* _Your objective_:
Return each line in the records below that contains the string "interactable". Case counts.

Lines of data
--- start ---

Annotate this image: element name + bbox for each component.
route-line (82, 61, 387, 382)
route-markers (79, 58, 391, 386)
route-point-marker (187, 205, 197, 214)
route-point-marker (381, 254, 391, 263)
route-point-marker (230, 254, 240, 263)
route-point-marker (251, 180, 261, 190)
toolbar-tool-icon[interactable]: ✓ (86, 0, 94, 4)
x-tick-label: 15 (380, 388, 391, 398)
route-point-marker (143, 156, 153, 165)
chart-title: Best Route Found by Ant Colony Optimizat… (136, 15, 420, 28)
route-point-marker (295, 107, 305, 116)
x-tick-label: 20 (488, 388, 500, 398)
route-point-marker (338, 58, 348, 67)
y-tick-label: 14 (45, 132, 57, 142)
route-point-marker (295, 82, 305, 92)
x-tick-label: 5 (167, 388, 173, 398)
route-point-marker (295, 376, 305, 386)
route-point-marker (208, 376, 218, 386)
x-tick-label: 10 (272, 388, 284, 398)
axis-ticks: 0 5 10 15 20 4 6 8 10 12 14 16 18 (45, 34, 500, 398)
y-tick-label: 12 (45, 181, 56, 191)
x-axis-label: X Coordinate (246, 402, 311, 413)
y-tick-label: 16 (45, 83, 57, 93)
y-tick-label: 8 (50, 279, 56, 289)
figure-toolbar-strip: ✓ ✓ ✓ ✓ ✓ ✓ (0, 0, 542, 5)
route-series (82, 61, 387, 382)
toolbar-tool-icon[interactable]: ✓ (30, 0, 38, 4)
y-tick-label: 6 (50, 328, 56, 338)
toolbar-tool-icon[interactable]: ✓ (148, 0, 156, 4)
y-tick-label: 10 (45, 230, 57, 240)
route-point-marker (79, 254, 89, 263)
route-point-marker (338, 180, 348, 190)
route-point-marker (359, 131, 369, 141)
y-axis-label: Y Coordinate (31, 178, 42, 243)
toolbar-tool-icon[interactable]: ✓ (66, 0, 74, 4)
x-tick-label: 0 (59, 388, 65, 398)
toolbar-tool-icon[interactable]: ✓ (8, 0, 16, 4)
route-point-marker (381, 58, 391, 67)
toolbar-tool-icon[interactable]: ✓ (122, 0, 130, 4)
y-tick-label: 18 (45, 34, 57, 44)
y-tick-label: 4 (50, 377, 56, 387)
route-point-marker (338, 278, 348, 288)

--- end ---

* _Result of this exercise_:
toolbar-tool-icon[interactable]: ✓ (86, 0, 94, 4)
toolbar-tool-icon[interactable]: ✓ (30, 0, 38, 4)
toolbar-tool-icon[interactable]: ✓ (148, 0, 156, 4)
toolbar-tool-icon[interactable]: ✓ (66, 0, 74, 4)
toolbar-tool-icon[interactable]: ✓ (8, 0, 16, 4)
toolbar-tool-icon[interactable]: ✓ (122, 0, 130, 4)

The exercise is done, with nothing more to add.